** BEGIN Material provided **

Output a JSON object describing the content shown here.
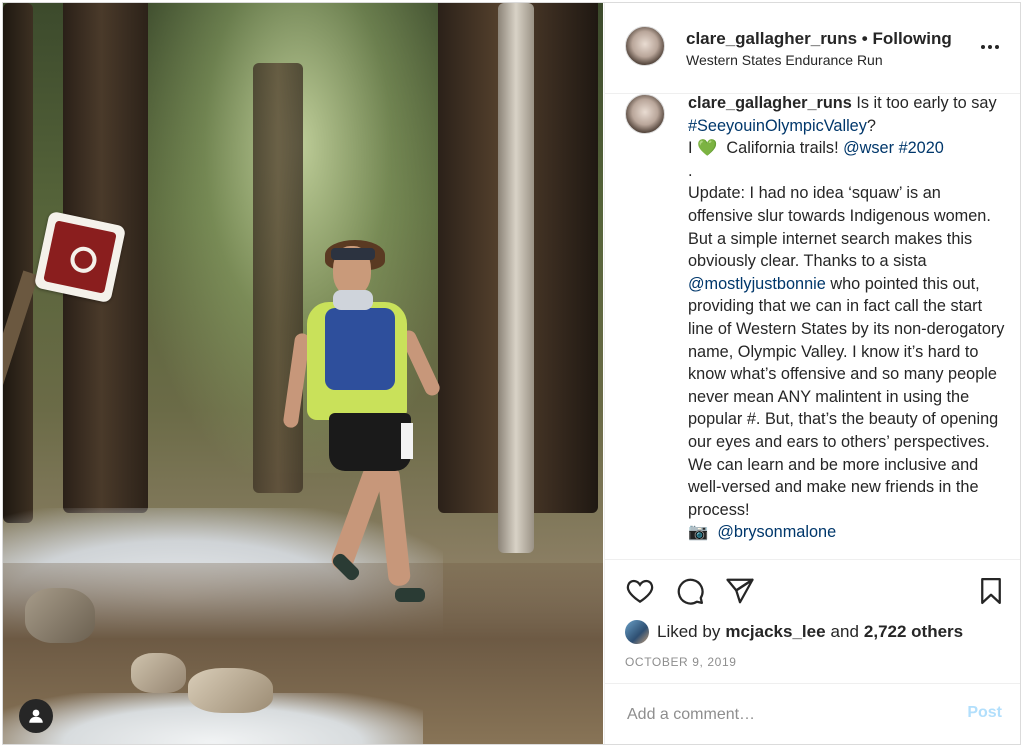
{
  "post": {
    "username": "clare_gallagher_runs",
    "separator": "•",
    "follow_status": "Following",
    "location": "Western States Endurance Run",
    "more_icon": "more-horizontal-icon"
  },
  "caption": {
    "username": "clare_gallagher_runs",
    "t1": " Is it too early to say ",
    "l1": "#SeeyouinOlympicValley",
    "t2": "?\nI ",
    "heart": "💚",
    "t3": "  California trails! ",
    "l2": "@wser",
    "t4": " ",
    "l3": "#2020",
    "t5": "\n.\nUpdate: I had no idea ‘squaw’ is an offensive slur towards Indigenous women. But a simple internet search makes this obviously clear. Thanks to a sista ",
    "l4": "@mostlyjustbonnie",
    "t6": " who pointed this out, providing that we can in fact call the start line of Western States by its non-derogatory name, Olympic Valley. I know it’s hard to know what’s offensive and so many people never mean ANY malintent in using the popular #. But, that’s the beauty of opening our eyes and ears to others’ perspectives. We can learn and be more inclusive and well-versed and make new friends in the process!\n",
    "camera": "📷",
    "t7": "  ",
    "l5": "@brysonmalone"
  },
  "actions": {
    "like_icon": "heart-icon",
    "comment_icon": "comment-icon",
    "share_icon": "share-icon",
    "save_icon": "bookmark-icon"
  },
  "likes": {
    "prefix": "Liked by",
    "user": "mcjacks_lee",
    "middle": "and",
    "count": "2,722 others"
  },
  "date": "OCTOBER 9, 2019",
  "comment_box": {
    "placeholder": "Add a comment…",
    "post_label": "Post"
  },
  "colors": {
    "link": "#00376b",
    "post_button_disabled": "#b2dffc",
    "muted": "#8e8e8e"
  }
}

** END Material provided **

▶ _Directive_
All of the data above should be transcribed verbatim, with pictures omitted.

▶ _Exercise answer_
Output a JSON object describing the content shown here.
{
  "post": {
    "username": "clare_gallagher_runs",
    "separator": "•",
    "follow_status": "Following",
    "location": "Western States Endurance Run",
    "more_icon": "more-horizontal-icon"
  },
  "caption": {
    "username": "clare_gallagher_runs",
    "t1": " Is it too early to say ",
    "l1": "#SeeyouinOlympicValley",
    "t2": "?\nI ",
    "heart": "💚",
    "t3": "  California trails! ",
    "l2": "@wser",
    "t4": " ",
    "l3": "#2020",
    "t5": "\n.\nUpdate: I had no idea ‘squaw’ is an offensive slur towards Indigenous women. But a simple internet search makes this obviously clear. Thanks to a sista ",
    "l4": "@mostlyjustbonnie",
    "t6": " who pointed this out, providing that we can in fact call the start line of Western States by its non-derogatory name, Olympic Valley. I know it’s hard to know what’s offensive and so many people never mean ANY malintent in using the popular #. But, that’s the beauty of opening our eyes and ears to others’ perspectives. We can learn and be more inclusive and well-versed and make new friends in the process!\n",
    "camera": "📷",
    "t7": "  ",
    "l5": "@brysonmalone"
  },
  "actions": {
    "like_icon": "heart-icon",
    "comment_icon": "comment-icon",
    "share_icon": "share-icon",
    "save_icon": "bookmark-icon"
  },
  "likes": {
    "prefix": "Liked by",
    "user": "mcjacks_lee",
    "middle": "and",
    "count": "2,722 others"
  },
  "date": "OCTOBER 9, 2019",
  "comment_box": {
    "placeholder": "Add a comment…",
    "post_label": "Post"
  },
  "colors": {
    "link": "#00376b",
    "post_button_disabled": "#b2dffc",
    "muted": "#8e8e8e"
  }
}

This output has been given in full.